start Entries

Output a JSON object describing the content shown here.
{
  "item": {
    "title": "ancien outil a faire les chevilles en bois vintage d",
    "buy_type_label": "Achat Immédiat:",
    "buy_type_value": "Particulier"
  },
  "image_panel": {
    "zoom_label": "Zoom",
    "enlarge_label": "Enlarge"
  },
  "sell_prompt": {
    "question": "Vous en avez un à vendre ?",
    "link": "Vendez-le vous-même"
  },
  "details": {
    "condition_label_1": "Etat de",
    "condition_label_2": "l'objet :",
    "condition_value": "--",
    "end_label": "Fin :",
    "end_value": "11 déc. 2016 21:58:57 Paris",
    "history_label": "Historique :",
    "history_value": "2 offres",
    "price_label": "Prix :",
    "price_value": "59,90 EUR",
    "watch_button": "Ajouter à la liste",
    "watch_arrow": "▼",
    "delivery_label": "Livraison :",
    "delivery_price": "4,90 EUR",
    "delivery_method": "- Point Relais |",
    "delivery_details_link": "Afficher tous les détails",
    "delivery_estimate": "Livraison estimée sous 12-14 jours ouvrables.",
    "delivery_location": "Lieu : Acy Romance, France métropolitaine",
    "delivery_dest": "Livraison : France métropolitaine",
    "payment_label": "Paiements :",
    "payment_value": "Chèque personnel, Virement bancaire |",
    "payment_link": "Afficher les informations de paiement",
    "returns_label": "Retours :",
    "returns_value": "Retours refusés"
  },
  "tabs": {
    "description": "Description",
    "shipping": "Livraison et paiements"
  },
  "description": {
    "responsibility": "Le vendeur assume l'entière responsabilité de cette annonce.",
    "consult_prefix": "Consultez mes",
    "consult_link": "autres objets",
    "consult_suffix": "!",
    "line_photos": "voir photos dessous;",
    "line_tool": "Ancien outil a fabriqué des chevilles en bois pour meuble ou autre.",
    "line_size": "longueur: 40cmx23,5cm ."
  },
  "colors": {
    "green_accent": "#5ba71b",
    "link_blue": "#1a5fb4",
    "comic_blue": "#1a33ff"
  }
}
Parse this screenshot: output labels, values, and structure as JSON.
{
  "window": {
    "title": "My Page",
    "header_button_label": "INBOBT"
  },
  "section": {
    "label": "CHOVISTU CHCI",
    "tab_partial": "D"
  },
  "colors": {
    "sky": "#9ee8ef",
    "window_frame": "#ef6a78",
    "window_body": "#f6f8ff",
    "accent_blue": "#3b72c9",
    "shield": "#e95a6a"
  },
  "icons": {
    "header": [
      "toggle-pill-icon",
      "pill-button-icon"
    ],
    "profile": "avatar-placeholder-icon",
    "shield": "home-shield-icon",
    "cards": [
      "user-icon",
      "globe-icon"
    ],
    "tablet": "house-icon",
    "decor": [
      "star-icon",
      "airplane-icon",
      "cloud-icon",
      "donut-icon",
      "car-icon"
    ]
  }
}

end Entries

For the data above, state how many lines contain "France"; the number is the whole answer.

**Final result**. 2